◆ **Required work**
Using the listing below, extract each line that has the word "chưa" in it.

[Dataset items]
········

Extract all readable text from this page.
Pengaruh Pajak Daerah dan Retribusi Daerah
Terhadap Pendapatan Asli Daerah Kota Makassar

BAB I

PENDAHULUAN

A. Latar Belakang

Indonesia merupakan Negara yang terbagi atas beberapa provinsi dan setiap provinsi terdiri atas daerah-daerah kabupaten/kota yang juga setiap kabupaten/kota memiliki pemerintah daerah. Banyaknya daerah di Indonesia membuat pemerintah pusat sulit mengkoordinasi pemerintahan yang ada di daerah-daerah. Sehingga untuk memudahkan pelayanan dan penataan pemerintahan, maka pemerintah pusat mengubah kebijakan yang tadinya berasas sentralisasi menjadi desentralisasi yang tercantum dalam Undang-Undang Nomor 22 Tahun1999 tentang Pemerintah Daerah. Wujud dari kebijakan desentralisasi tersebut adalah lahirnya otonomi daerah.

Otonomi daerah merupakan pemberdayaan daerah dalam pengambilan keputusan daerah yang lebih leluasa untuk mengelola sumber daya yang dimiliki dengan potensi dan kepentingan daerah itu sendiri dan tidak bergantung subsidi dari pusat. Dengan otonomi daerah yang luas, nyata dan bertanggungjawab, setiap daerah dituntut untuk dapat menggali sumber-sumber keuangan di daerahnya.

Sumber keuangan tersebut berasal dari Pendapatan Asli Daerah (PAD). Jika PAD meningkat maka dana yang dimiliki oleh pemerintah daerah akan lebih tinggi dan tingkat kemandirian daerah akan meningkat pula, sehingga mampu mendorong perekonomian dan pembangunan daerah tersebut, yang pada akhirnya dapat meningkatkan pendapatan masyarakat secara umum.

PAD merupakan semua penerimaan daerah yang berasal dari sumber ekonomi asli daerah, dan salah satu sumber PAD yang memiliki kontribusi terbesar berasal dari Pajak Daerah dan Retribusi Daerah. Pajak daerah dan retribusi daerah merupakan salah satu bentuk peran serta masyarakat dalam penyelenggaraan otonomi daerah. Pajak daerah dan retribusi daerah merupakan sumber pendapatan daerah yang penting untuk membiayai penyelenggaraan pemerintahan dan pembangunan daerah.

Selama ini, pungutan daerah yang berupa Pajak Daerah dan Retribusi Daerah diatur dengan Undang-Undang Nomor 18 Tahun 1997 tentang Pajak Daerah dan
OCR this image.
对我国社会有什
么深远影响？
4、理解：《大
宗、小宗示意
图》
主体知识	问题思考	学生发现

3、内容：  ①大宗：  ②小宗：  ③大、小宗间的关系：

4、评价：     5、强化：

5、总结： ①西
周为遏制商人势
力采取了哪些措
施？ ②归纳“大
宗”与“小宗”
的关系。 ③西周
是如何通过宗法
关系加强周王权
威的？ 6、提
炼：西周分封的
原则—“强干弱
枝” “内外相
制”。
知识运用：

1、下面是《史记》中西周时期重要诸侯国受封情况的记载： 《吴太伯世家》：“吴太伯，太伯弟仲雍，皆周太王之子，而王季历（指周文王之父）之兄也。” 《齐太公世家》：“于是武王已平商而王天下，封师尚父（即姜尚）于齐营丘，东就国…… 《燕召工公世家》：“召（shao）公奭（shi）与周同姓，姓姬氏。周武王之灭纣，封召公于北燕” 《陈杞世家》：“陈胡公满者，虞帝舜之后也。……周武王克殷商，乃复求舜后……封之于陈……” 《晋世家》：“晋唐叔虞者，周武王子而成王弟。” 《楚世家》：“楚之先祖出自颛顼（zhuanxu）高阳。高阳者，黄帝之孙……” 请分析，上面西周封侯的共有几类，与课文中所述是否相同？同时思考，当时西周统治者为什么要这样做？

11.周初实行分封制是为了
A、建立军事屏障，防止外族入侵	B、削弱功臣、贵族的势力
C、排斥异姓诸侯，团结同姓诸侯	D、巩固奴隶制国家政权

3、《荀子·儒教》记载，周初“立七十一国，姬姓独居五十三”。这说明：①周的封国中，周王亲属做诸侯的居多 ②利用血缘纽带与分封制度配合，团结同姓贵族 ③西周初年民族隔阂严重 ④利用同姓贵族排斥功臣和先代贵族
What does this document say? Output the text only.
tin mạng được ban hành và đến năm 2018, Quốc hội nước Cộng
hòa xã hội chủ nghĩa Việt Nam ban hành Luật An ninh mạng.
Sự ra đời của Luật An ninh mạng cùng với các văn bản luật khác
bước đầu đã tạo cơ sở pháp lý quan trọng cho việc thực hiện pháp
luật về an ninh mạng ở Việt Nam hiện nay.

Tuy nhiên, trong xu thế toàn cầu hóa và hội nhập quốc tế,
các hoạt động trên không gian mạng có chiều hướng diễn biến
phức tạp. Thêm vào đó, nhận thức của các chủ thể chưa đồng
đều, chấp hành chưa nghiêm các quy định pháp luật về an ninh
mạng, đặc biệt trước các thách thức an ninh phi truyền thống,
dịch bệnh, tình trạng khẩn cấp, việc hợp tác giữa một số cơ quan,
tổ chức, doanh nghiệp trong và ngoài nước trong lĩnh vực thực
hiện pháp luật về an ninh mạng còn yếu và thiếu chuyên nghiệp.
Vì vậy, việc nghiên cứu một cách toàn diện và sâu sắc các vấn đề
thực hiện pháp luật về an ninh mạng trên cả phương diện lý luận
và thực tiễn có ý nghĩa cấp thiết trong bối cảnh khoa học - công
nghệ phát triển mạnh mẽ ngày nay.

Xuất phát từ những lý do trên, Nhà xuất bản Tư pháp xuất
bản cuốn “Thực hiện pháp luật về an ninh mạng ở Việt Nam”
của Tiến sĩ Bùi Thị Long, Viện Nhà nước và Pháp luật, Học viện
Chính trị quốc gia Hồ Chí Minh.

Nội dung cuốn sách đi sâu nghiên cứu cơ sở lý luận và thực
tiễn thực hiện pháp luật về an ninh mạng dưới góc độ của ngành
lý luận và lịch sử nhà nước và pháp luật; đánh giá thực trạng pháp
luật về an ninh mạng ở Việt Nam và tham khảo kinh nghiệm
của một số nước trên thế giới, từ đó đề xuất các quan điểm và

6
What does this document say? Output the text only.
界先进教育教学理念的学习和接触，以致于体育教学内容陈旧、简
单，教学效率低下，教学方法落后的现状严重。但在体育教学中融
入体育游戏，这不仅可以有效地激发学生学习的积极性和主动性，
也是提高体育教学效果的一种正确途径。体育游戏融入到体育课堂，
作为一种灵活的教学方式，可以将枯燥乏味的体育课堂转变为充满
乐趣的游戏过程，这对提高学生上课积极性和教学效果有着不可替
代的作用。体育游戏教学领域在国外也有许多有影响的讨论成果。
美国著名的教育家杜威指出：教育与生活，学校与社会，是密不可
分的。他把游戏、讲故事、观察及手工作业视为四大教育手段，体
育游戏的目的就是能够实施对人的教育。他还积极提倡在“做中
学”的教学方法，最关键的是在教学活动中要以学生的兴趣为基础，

········

◆ **Task result**
phức tạp. Thêm vào đó, nhận thức của các chủ thể chưa đồng
đều, chấp hành chưa nghiêm các quy định pháp luật về an ninh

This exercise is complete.